## Stored dataset items:
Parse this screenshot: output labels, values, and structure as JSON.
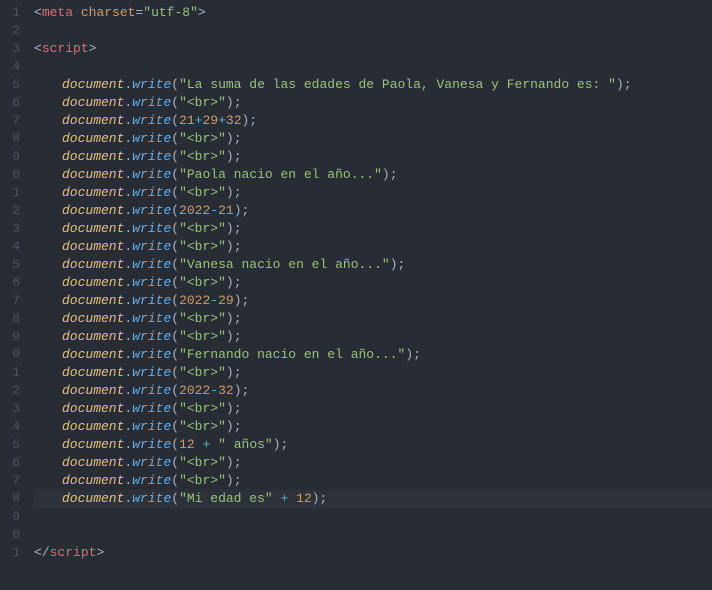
{
  "gutter": {
    "start_trunc": true,
    "lines": [
      "1",
      "2",
      "3",
      "4",
      "5",
      "6",
      "7",
      "8",
      "9",
      "0",
      "1",
      "2",
      "3",
      "4",
      "5",
      "6",
      "7",
      "8",
      "9",
      "0",
      "1",
      "2",
      "3",
      "4",
      "5",
      "6",
      "7",
      "8",
      "9",
      "0",
      "1"
    ]
  },
  "highlight_index": 27,
  "code": {
    "meta": {
      "tag": "meta",
      "attr": "charset",
      "val": "\"utf-8\""
    },
    "script_open": "script",
    "script_close": "script",
    "lines": [
      {
        "type": "str",
        "arg": "\"La suma de las edades de Paola, Vanesa y Fernando es: \""
      },
      {
        "type": "str",
        "arg": "\"<br>\""
      },
      {
        "type": "expr3",
        "a": "21",
        "op1": "+",
        "b": "29",
        "op2": "+",
        "c": "32"
      },
      {
        "type": "str",
        "arg": "\"<br>\""
      },
      {
        "type": "str",
        "arg": "\"<br>\""
      },
      {
        "type": "str",
        "arg": "\"Paola nacio en el año...\""
      },
      {
        "type": "str",
        "arg": "\"<br>\""
      },
      {
        "type": "expr2",
        "a": "2022",
        "op1": "-",
        "b": "21"
      },
      {
        "type": "str",
        "arg": "\"<br>\""
      },
      {
        "type": "str",
        "arg": "\"<br>\""
      },
      {
        "type": "str",
        "arg": "\"Vanesa nacio en el año...\""
      },
      {
        "type": "str",
        "arg": "\"<br>\""
      },
      {
        "type": "expr2",
        "a": "2022",
        "op1": "-",
        "b": "29"
      },
      {
        "type": "str",
        "arg": "\"<br>\""
      },
      {
        "type": "str",
        "arg": "\"<br>\""
      },
      {
        "type": "str",
        "arg": "\"Fernando nacio en el año...\""
      },
      {
        "type": "str",
        "arg": "\"<br>\""
      },
      {
        "type": "expr2",
        "a": "2022",
        "op1": "-",
        "b": "32"
      },
      {
        "type": "str",
        "arg": "\"<br>\""
      },
      {
        "type": "str",
        "arg": "\"<br>\""
      },
      {
        "type": "concat_num_str",
        "a": "12",
        "op1": "+",
        "b": "\" años\""
      },
      {
        "type": "str",
        "arg": "\"<br>\""
      },
      {
        "type": "str",
        "arg": "\"<br>\""
      },
      {
        "type": "concat_str_num",
        "a": "\"Mi edad es\"",
        "op1": "+",
        "b": "12"
      }
    ],
    "obj": "document",
    "method": "write",
    "dot": ".",
    "lp": "(",
    "rp": ")",
    "semi": ";",
    "lt": "<",
    "gt": ">",
    "slash": "/",
    "eq": "=",
    "sp": " "
  }
}
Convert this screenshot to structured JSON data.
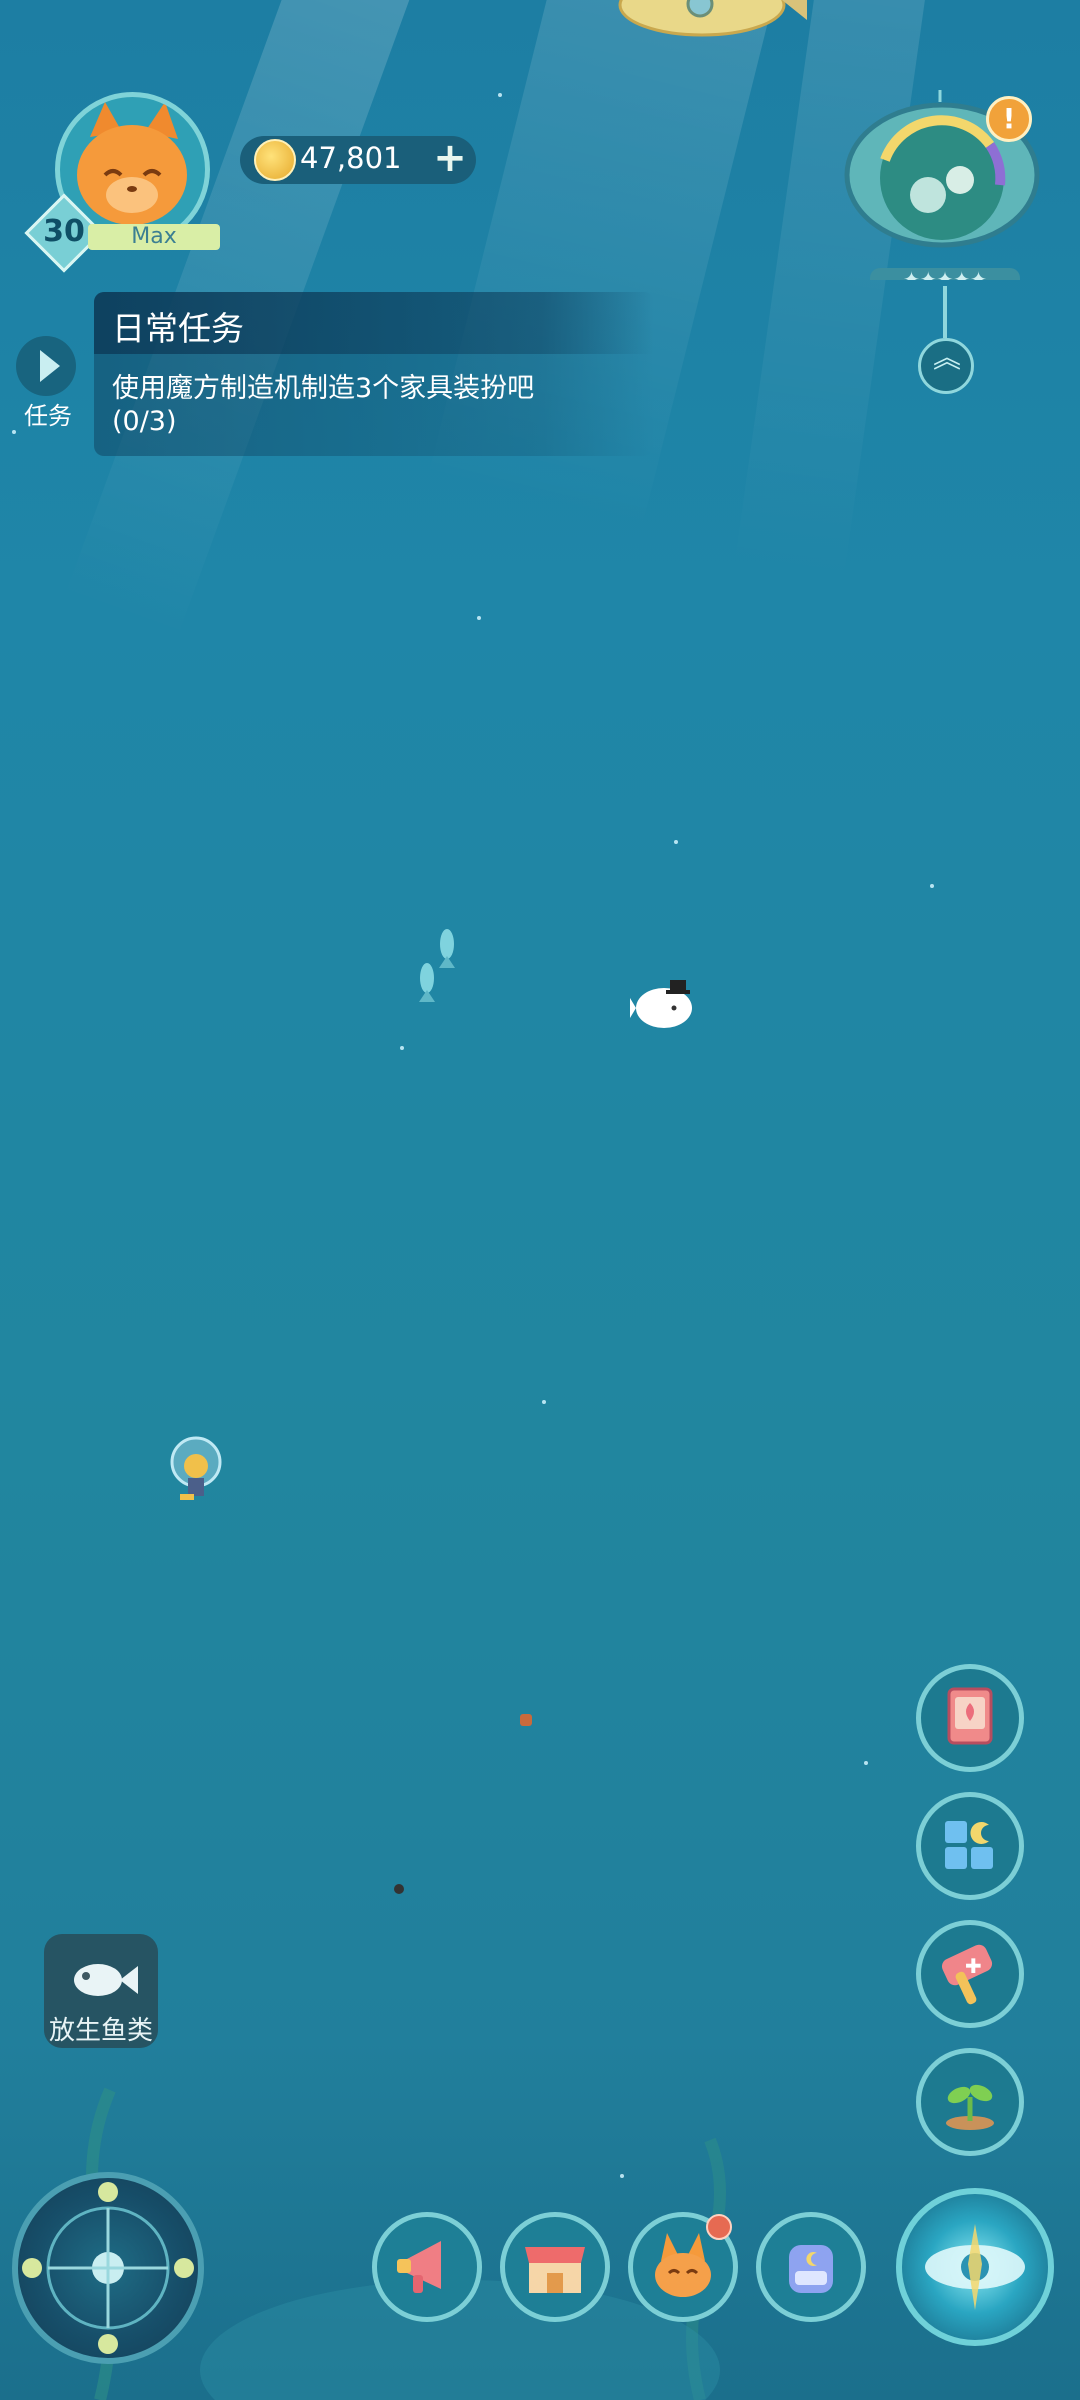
{
  "player": {
    "level": "30",
    "level_status": "Max",
    "avatar_icon": "orange-cat-face"
  },
  "currency": {
    "coins": "47,801",
    "add_icon": "plus-icon"
  },
  "quest": {
    "button_label": "任务",
    "title": "日常任务",
    "description": "使用魔方制造机制造3个家具装扮吧",
    "progress": "(0/3)"
  },
  "release_fish": {
    "label": "放生鱼类",
    "icon": "fish-icon"
  },
  "side_buttons": [
    {
      "name": "guide-book-icon"
    },
    {
      "name": "decorate-icon"
    },
    {
      "name": "hammer-icon"
    },
    {
      "name": "sprout-icon"
    }
  ],
  "bottom_buttons": [
    {
      "name": "megaphone-icon"
    },
    {
      "name": "shop-icon"
    },
    {
      "name": "fox-icon",
      "notification": true
    },
    {
      "name": "backpack-icon"
    }
  ],
  "colors": {
    "ocean": "#21869f",
    "panel": "#0f4664",
    "accent": "#7ccfd6",
    "coin": "#f0c04a",
    "notification": "#e66a52"
  }
}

## Exercise prompt:
From the entries, report each line that includes the word "screenshot".

## Solution below:
Parse this screenshot: output labels, values, and structure as JSON.
Convert this screenshot to structured JSON data.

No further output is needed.